----- Dataset -----
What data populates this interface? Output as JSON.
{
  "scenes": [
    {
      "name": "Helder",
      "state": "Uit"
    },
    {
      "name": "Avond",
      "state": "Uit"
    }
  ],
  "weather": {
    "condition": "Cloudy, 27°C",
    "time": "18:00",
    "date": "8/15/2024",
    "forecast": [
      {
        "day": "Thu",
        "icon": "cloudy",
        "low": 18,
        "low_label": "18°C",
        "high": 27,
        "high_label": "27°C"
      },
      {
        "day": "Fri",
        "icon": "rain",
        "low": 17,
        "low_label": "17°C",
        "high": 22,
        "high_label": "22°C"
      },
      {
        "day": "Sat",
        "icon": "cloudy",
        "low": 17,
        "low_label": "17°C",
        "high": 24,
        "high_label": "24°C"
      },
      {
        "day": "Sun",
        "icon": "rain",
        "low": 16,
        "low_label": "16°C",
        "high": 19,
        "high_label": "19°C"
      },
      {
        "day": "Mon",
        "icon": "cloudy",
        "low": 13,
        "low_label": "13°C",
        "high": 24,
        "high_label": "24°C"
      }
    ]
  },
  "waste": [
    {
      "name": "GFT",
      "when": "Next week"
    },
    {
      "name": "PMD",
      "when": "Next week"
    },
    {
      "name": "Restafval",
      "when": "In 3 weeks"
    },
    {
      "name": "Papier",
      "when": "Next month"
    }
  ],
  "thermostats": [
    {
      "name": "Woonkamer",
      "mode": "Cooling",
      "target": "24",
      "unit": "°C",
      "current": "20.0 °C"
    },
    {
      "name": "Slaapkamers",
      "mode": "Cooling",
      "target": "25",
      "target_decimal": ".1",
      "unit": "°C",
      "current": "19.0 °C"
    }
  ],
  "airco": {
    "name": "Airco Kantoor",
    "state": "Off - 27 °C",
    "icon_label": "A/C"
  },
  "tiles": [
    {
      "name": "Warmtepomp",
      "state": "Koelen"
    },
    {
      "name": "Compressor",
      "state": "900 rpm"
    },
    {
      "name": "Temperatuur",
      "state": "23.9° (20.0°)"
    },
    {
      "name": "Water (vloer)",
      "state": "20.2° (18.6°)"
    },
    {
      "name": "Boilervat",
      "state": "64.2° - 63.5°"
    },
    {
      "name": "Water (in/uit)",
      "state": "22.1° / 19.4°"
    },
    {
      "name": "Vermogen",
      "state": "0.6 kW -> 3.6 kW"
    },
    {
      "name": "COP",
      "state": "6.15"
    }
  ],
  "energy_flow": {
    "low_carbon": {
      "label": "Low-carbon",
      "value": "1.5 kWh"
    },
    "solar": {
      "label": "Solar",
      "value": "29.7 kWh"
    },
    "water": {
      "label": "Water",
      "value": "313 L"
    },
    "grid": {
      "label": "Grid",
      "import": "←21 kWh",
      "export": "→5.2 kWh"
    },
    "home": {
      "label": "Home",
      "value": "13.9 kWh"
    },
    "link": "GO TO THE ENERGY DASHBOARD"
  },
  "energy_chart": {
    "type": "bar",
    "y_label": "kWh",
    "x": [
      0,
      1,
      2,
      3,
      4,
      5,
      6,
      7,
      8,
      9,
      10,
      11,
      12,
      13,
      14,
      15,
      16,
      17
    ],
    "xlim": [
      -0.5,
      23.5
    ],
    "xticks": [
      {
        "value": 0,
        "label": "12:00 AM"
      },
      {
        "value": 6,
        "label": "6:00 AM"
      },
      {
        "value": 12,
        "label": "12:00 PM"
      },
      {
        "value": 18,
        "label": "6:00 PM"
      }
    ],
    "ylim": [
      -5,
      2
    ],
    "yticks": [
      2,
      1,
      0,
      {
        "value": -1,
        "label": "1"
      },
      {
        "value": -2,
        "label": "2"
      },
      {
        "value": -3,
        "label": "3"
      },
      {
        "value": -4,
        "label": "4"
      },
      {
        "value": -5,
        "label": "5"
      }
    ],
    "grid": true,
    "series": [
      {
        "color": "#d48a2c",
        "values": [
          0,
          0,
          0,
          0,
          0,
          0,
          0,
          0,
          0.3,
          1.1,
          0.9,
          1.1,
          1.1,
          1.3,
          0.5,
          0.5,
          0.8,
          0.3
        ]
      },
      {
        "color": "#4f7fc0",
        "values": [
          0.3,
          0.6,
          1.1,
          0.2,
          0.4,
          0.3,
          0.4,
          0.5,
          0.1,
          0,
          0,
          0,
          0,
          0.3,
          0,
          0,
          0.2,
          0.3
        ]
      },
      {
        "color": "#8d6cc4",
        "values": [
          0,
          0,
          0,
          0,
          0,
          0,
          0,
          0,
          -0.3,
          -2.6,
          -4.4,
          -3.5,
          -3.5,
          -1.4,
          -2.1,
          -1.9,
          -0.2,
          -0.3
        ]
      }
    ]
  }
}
-----
To be done:
Return the listing above word for word.

Exercise result:
What data populates this interface? Output as JSON.
{
  "scenes": [
    {
      "name": "Helder",
      "state": "Uit"
    },
    {
      "name": "Avond",
      "state": "Uit"
    }
  ],
  "weather": {
    "condition": "Cloudy, 27°C",
    "time": "18:00",
    "date": "8/15/2024",
    "forecast": [
      {
        "day": "Thu",
        "icon": "cloudy",
        "low": 18,
        "low_label": "18°C",
        "high": 27,
        "high_label": "27°C"
      },
      {
        "day": "Fri",
        "icon": "rain",
        "low": 17,
        "low_label": "17°C",
        "high": 22,
        "high_label": "22°C"
      },
      {
        "day": "Sat",
        "icon": "cloudy",
        "low": 17,
        "low_label": "17°C",
        "high": 24,
        "high_label": "24°C"
      },
      {
        "day": "Sun",
        "icon": "rain",
        "low": 16,
        "low_label": "16°C",
        "high": 19,
        "high_label": "19°C"
      },
      {
        "day": "Mon",
        "icon": "cloudy",
        "low": 13,
        "low_label": "13°C",
        "high": 24,
        "high_label": "24°C"
      }
    ]
  },
  "waste": [
    {
      "name": "GFT",
      "when": "Next week"
    },
    {
      "name": "PMD",
      "when": "Next week"
    },
    {
      "name": "Restafval",
      "when": "In 3 weeks"
    },
    {
      "name": "Papier",
      "when": "Next month"
    }
  ],
  "thermostats": [
    {
      "name": "Woonkamer",
      "mode": "Cooling",
      "target": "24",
      "unit": "°C",
      "current": "20.0 °C"
    },
    {
      "name": "Slaapkamers",
      "mode": "Cooling",
      "target": "25",
      "target_decimal": ".1",
      "unit": "°C",
      "current": "19.0 °C"
    }
  ],
  "airco": {
    "name": "Airco Kantoor",
    "state": "Off - 27 °C",
    "icon_label": "A/C"
  },
  "tiles": [
    {
      "name": "Warmtepomp",
      "state": "Koelen"
    },
    {
      "name": "Compressor",
      "state": "900 rpm"
    },
    {
      "name": "Temperatuur",
      "state": "23.9° (20.0°)"
    },
    {
      "name": "Water (vloer)",
      "state": "20.2° (18.6°)"
    },
    {
      "name": "Boilervat",
      "state": "64.2° - 63.5°"
    },
    {
      "name": "Water (in/uit)",
      "state": "22.1° / 19.4°"
    },
    {
      "name": "Vermogen",
      "state": "0.6 kW -> 3.6 kW"
    },
    {
      "name": "COP",
      "state": "6.15"
    }
  ],
  "energy_flow": {
    "low_carbon": {
      "label": "Low-carbon",
      "value": "1.5 kWh"
    },
    "solar": {
      "label": "Solar",
      "value": "29.7 kWh"
    },
    "water": {
      "label": "Water",
      "value": "313 L"
    },
    "grid": {
      "label": "Grid",
      "import": "←21 kWh",
      "export": "→5.2 kWh"
    },
    "home": {
      "label": "Home",
      "value": "13.9 kWh"
    },
    "link": "GO TO THE ENERGY DASHBOARD"
  },
  "energy_chart": {
    "type": "bar",
    "y_label": "kWh",
    "x": [
      0,
      1,
      2,
      3,
      4,
      5,
      6,
      7,
      8,
      9,
      10,
      11,
      12,
      13,
      14,
      15,
      16,
      17
    ],
    "xlim": [
      -0.5,
      23.5
    ],
    "xticks": [
      {
        "value": 0,
        "label": "12:00 AM"
      },
      {
        "value": 6,
        "label": "6:00 AM"
      },
      {
        "value": 12,
        "label": "12:00 PM"
      },
      {
        "value": 18,
        "label": "6:00 PM"
      }
    ],
    "ylim": [
      -5,
      2
    ],
    "yticks": [
      2,
      1,
      0,
      {
        "value": -1,
        "label": "1"
      },
      {
        "value": -2,
        "label": "2"
      },
      {
        "value": -3,
        "label": "3"
      },
      {
        "value": -4,
        "label": "4"
      },
      {
        "value": -5,
        "label": "5"
      }
    ],
    "grid": true,
    "series": [
      {
        "color": "#d48a2c",
        "values": [
          0,
          0,
          0,
          0,
          0,
          0,
          0,
          0,
          0.3,
          1.1,
          0.9,
          1.1,
          1.1,
          1.3,
          0.5,
          0.5,
          0.8,
          0.3
        ]
      },
      {
        "color": "#4f7fc0",
        "values": [
          0.3,
          0.6,
          1.1,
          0.2,
          0.4,
          0.3,
          0.4,
          0.5,
          0.1,
          0,
          0,
          0,
          0,
          0.3,
          0,
          0,
          0.2,
          0.3
        ]
      },
      {
        "color": "#8d6cc4",
        "values": [
          0,
          0,
          0,
          0,
          0,
          0,
          0,
          0,
          -0.3,
          -2.6,
          -4.4,
          -3.5,
          -3.5,
          -1.4,
          -2.1,
          -1.9,
          -0.2,
          -0.3
        ]
      }
    ]
  }
}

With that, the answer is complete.